# Data supplied
============================================================

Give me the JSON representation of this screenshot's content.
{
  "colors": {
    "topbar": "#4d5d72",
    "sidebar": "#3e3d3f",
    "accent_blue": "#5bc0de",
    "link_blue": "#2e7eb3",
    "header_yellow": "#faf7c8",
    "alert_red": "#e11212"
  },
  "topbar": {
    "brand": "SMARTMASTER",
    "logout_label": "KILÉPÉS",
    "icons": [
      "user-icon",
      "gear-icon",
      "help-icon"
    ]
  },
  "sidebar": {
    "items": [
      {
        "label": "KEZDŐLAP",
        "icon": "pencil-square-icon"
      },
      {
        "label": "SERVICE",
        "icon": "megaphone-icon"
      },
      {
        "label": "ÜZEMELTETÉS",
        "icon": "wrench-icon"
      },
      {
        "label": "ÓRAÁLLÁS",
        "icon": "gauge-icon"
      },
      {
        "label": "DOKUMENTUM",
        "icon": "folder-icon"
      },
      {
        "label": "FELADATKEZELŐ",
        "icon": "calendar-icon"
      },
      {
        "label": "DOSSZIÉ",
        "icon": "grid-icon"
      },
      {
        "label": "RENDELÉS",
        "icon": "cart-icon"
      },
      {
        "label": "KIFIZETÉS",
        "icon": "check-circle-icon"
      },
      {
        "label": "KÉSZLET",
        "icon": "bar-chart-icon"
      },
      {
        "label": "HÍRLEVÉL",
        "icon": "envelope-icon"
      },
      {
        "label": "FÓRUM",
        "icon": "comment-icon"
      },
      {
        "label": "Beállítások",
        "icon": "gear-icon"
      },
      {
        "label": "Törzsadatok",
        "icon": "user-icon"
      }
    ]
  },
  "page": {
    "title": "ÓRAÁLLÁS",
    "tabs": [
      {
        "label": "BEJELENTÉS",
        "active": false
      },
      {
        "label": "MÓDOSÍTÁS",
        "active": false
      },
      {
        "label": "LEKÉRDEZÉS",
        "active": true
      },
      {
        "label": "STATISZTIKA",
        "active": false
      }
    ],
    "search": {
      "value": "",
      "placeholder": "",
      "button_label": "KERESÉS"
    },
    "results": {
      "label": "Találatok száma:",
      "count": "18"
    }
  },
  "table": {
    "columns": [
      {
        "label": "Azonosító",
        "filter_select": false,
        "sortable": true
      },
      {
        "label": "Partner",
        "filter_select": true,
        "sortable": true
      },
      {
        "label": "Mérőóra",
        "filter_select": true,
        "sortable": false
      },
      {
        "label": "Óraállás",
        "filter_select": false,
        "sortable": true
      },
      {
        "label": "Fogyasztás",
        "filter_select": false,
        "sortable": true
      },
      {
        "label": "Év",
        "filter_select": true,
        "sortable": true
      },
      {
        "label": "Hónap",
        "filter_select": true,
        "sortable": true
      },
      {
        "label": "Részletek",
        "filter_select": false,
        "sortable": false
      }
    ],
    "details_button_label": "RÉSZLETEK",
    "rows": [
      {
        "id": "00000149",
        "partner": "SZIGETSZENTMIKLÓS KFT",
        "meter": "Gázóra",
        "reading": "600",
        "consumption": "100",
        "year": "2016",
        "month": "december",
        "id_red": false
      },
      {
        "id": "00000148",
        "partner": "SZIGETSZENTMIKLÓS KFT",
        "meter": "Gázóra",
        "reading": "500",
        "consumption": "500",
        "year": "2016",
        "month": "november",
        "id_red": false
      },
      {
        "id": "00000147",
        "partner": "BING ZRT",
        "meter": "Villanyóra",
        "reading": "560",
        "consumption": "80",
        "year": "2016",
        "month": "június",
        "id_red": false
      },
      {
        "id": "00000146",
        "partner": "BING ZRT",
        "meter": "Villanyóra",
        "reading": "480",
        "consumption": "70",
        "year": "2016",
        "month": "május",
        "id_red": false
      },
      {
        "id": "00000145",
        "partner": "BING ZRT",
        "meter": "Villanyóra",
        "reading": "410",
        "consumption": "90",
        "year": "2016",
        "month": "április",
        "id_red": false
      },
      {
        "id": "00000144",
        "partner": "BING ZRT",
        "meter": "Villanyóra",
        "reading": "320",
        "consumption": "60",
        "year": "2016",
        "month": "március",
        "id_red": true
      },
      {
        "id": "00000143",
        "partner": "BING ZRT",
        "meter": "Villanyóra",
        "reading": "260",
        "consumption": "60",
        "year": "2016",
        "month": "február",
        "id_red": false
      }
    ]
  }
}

============================================================

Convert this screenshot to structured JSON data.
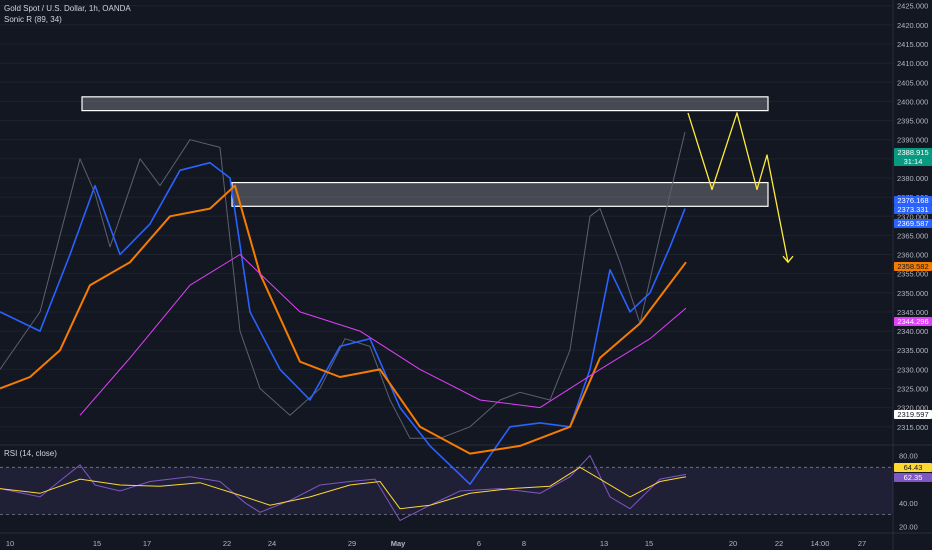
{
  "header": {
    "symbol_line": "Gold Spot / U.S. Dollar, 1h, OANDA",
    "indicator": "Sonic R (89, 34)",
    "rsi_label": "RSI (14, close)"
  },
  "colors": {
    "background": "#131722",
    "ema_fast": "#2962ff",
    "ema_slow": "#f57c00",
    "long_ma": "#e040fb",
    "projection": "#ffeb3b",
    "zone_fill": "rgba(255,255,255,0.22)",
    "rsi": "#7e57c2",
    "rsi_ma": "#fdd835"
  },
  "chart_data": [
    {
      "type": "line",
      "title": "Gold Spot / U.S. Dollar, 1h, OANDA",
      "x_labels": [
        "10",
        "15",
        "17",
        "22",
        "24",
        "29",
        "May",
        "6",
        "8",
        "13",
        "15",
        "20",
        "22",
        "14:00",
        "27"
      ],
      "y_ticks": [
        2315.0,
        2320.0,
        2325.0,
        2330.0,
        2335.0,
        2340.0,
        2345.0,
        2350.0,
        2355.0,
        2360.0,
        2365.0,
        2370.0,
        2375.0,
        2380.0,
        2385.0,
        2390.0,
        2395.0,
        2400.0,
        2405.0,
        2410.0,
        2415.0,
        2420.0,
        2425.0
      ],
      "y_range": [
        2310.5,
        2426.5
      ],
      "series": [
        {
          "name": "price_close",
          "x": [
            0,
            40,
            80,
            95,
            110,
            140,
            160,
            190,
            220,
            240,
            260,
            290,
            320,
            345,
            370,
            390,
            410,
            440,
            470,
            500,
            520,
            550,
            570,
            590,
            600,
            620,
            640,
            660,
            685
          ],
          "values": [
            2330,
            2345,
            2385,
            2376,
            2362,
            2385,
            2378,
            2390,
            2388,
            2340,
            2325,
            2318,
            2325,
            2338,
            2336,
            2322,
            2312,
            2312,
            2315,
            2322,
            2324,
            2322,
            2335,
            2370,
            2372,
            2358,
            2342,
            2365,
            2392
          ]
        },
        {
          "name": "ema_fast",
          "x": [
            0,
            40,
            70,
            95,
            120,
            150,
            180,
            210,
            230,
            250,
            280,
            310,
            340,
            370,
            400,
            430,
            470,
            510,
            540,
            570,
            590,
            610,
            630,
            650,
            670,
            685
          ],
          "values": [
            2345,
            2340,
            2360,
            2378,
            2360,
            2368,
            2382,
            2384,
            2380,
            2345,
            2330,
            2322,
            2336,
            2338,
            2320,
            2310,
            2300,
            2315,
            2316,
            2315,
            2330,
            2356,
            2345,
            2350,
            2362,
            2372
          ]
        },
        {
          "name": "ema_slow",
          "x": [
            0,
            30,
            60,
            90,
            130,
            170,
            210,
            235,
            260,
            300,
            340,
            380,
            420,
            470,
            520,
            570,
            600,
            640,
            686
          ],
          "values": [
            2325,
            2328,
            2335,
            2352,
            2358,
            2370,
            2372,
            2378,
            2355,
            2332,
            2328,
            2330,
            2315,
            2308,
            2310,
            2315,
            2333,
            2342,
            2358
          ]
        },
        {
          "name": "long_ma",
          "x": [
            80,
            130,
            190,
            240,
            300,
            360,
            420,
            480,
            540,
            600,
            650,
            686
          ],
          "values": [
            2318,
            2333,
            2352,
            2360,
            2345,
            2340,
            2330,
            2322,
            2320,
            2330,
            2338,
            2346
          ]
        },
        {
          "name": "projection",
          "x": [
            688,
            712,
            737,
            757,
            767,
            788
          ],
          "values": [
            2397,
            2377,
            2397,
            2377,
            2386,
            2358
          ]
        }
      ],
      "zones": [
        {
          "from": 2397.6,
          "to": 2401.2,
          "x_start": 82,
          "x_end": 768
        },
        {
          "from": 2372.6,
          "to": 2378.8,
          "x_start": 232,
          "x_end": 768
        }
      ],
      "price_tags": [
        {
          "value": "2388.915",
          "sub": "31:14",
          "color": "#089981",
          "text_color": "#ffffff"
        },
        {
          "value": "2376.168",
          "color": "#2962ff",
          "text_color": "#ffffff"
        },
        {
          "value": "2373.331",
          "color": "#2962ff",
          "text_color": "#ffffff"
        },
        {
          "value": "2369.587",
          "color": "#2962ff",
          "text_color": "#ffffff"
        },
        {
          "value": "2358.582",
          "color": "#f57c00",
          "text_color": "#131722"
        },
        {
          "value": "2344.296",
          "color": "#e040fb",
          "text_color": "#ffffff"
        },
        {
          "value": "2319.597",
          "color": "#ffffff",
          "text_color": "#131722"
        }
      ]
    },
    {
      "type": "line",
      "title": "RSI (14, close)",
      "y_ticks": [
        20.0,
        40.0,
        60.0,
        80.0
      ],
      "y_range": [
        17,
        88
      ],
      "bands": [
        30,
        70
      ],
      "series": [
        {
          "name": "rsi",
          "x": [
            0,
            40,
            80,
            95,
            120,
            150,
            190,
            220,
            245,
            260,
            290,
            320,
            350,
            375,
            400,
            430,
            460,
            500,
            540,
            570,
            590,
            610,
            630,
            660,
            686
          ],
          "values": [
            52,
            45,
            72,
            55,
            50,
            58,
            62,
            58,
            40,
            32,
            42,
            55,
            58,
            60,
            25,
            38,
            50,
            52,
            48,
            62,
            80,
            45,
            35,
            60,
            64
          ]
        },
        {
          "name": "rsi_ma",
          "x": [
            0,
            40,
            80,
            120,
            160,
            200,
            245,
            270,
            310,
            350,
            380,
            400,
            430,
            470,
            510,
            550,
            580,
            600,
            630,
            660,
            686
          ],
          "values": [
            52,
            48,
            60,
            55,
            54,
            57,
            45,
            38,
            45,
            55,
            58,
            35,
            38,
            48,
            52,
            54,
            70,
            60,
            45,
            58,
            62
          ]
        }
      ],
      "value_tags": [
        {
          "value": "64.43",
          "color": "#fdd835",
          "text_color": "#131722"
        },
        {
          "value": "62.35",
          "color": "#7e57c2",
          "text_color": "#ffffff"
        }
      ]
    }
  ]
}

============================================================

# Challenge
Where a line of the entries contains the word "screenshot", copy that line.

# Exercise solution
Give me the JSON representation of this screenshot's content.
Convert this screenshot to structured JSON data.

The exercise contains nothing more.